- GIVEN EXERCISE -
Starting at the line that contains "ridge-light: [764, 341, 775, 353]" and ending at the line that contains "suspension-cable-main: [1356, 224, 1634, 424]", express those lines of the material below as a JSON list of strings, with one string per line and no blank lines.

-- start EXTRACTED INFORMATION --

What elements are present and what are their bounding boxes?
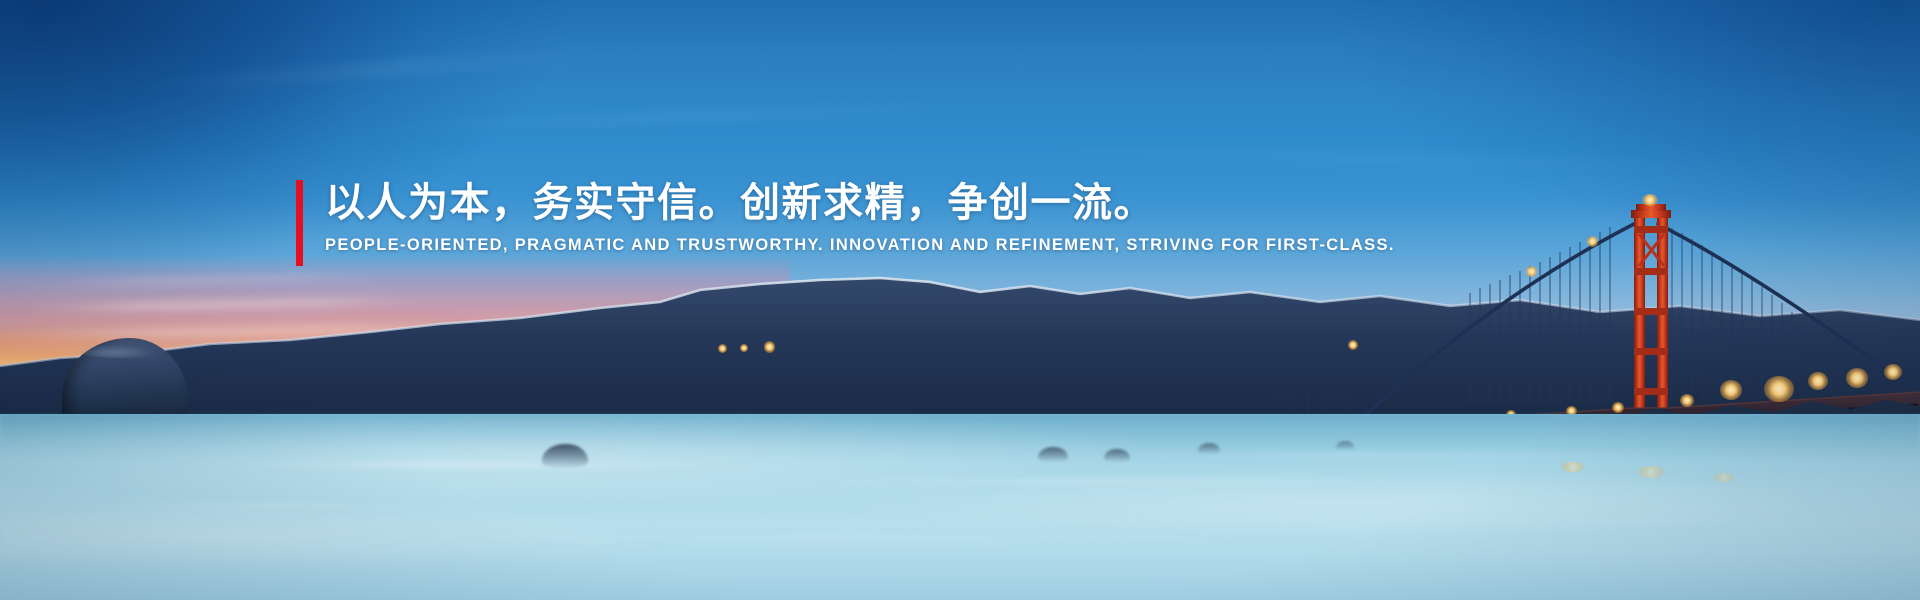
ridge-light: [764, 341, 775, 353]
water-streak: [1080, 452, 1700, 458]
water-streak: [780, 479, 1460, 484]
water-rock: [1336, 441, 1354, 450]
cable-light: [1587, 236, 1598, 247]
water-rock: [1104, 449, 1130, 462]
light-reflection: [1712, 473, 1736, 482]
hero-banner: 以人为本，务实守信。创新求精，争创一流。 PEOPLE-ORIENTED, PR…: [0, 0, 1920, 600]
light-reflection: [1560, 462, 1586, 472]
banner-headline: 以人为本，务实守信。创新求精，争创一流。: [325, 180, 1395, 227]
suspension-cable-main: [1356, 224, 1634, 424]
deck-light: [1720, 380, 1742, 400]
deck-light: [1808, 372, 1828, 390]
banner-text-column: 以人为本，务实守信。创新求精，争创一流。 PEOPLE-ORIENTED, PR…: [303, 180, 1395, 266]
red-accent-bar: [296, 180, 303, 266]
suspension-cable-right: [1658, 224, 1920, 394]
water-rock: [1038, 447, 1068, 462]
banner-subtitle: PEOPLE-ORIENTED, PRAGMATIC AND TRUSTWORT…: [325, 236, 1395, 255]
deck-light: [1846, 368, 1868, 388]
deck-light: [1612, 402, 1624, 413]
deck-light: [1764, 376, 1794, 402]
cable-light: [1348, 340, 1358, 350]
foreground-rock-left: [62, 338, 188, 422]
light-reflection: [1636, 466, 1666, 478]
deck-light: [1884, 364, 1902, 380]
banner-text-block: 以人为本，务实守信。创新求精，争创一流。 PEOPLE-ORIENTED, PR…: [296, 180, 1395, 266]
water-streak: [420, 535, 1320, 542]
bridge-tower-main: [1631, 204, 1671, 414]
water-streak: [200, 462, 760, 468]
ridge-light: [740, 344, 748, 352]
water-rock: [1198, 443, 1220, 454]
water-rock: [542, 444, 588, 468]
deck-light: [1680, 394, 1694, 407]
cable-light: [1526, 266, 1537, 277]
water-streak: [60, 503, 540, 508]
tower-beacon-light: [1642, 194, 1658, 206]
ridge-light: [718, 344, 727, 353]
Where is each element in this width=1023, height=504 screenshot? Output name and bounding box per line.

-- end EXTRACTED INFORMATION --
-- start EXTRACTED INFORMATION --

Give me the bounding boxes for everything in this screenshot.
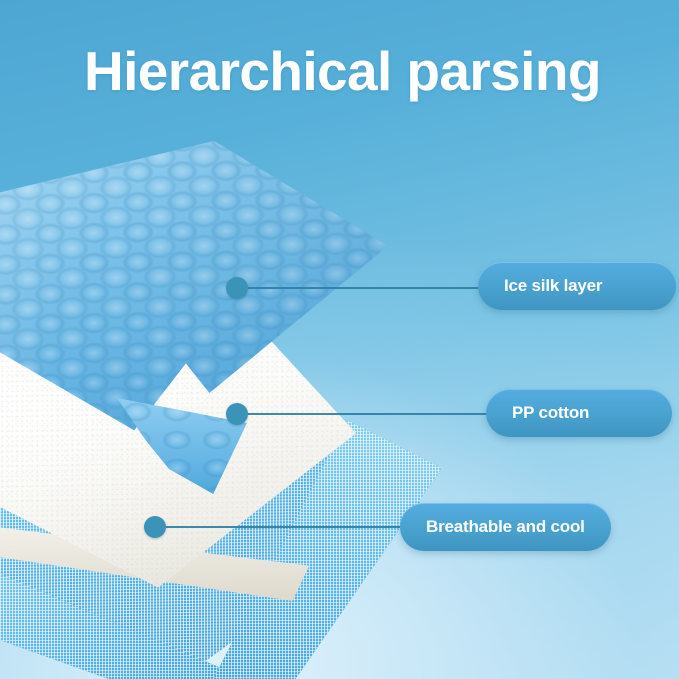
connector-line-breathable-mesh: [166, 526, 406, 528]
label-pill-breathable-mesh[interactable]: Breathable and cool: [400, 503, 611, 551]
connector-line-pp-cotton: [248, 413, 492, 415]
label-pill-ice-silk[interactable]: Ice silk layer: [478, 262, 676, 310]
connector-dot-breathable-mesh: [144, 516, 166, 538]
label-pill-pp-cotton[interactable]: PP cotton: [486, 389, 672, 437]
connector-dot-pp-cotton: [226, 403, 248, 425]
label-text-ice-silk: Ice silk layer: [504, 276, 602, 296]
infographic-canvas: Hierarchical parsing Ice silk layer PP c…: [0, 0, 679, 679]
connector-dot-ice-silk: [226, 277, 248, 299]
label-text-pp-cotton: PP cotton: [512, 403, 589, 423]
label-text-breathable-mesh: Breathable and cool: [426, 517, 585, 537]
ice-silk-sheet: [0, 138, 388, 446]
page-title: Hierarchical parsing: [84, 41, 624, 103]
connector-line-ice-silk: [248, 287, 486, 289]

-- end EXTRACTED INFORMATION --

- FULL ANSWER -
[
  "ridge-light: [764, 341, 775, 353]",
  "water-streak: [1080, 452, 1700, 458]",
  "water-streak: [780, 479, 1460, 484]",
  "water-rock: [1336, 441, 1354, 450]",
  "cable-light: [1587, 236, 1598, 247]",
  "water-rock: [1104, 449, 1130, 462]",
  "light-reflection: [1712, 473, 1736, 482]",
  "hero-banner: 以人为本，务实守信。创新求精，争创一流。 PEOPLE-ORIENTED, PR…: [0, 0, 1920, 600]",
  "light-reflection: [1560, 462, 1586, 472]",
  "banner-headline: 以人为本，务实守信。创新求精，争创一流。: [325, 180, 1395, 227]",
  "suspension-cable-main: [1356, 224, 1634, 424]"
]